** start Information given **

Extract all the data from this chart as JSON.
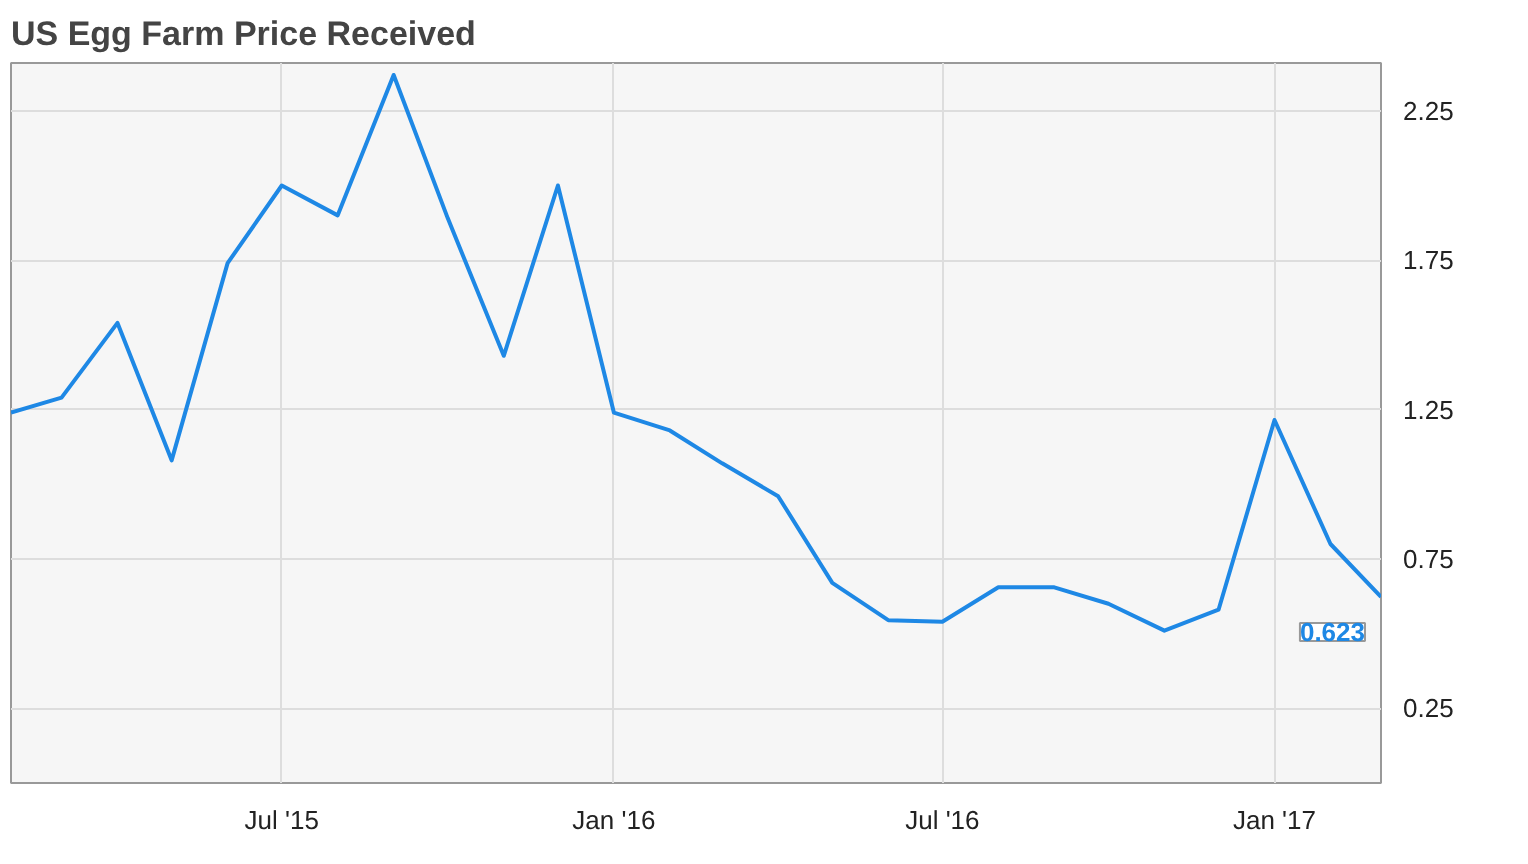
{
  "chart_data": {
    "type": "line",
    "title": "US Egg Farm Price Received",
    "x": [
      "2015-02",
      "2015-03",
      "2015-04",
      "2015-05",
      "2015-06",
      "2015-07",
      "2015-08",
      "2015-09",
      "2015-10",
      "2015-11",
      "2015-12",
      "2016-01",
      "2016-02",
      "2016-03",
      "2016-04",
      "2016-05",
      "2016-06",
      "2016-07",
      "2016-08",
      "2016-09",
      "2016-10",
      "2016-11",
      "2016-12",
      "2017-01",
      "2017-02",
      "2017-03"
    ],
    "series": [
      {
        "color": "#1e88e5",
        "values": [
          1.24,
          1.29,
          1.54,
          1.08,
          1.74,
          2.0,
          1.9,
          2.37,
          1.89,
          1.43,
          2.0,
          1.24,
          1.18,
          1.07,
          0.96,
          0.67,
          0.545,
          0.54,
          0.655,
          0.655,
          0.6,
          0.51,
          0.58,
          1.215,
          0.8,
          0.623
        ],
        "value_labels": [
          null,
          null,
          null,
          null,
          null,
          null,
          null,
          null,
          null,
          null,
          null,
          null,
          null,
          null,
          null,
          null,
          null,
          null,
          null,
          null,
          null,
          null,
          null,
          null,
          null,
          "0.623"
        ]
      }
    ],
    "xlim": [
      "2015-02",
      "2017-03"
    ],
    "xticks": [
      {
        "value": "2015-07",
        "label": "Jul '15"
      },
      {
        "value": "2016-01",
        "label": "Jan '16"
      },
      {
        "value": "2016-07",
        "label": "Jul '16"
      },
      {
        "value": "2017-01",
        "label": "Jan '17"
      }
    ],
    "ylim": [
      0,
      2.41
    ],
    "yticks": [
      0.25,
      0.75,
      1.25,
      1.75,
      2.25
    ],
    "grid": true,
    "marker": "none",
    "line_style": "solid"
  }
}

** end Information given **

### Exercise objective
Keep every word of the data as it is when you write it out, but drop the pictures.

### Response to the task
Extract all the data from this chart as JSON.
{
  "chart_data": {
    "type": "line",
    "title": "US Egg Farm Price Received",
    "x": [
      "2015-02",
      "2015-03",
      "2015-04",
      "2015-05",
      "2015-06",
      "2015-07",
      "2015-08",
      "2015-09",
      "2015-10",
      "2015-11",
      "2015-12",
      "2016-01",
      "2016-02",
      "2016-03",
      "2016-04",
      "2016-05",
      "2016-06",
      "2016-07",
      "2016-08",
      "2016-09",
      "2016-10",
      "2016-11",
      "2016-12",
      "2017-01",
      "2017-02",
      "2017-03"
    ],
    "series": [
      {
        "color": "#1e88e5",
        "values": [
          1.24,
          1.29,
          1.54,
          1.08,
          1.74,
          2.0,
          1.9,
          2.37,
          1.89,
          1.43,
          2.0,
          1.24,
          1.18,
          1.07,
          0.96,
          0.67,
          0.545,
          0.54,
          0.655,
          0.655,
          0.6,
          0.51,
          0.58,
          1.215,
          0.8,
          0.623
        ],
        "value_labels": [
          null,
          null,
          null,
          null,
          null,
          null,
          null,
          null,
          null,
          null,
          null,
          null,
          null,
          null,
          null,
          null,
          null,
          null,
          null,
          null,
          null,
          null,
          null,
          null,
          null,
          "0.623"
        ]
      }
    ],
    "xlim": [
      "2015-02",
      "2017-03"
    ],
    "xticks": [
      {
        "value": "2015-07",
        "label": "Jul '15"
      },
      {
        "value": "2016-01",
        "label": "Jan '16"
      },
      {
        "value": "2016-07",
        "label": "Jul '16"
      },
      {
        "value": "2017-01",
        "label": "Jan '17"
      }
    ],
    "ylim": [
      0,
      2.41
    ],
    "yticks": [
      0.25,
      0.75,
      1.25,
      1.75,
      2.25
    ],
    "grid": true,
    "marker": "none",
    "line_style": "solid"
  }
}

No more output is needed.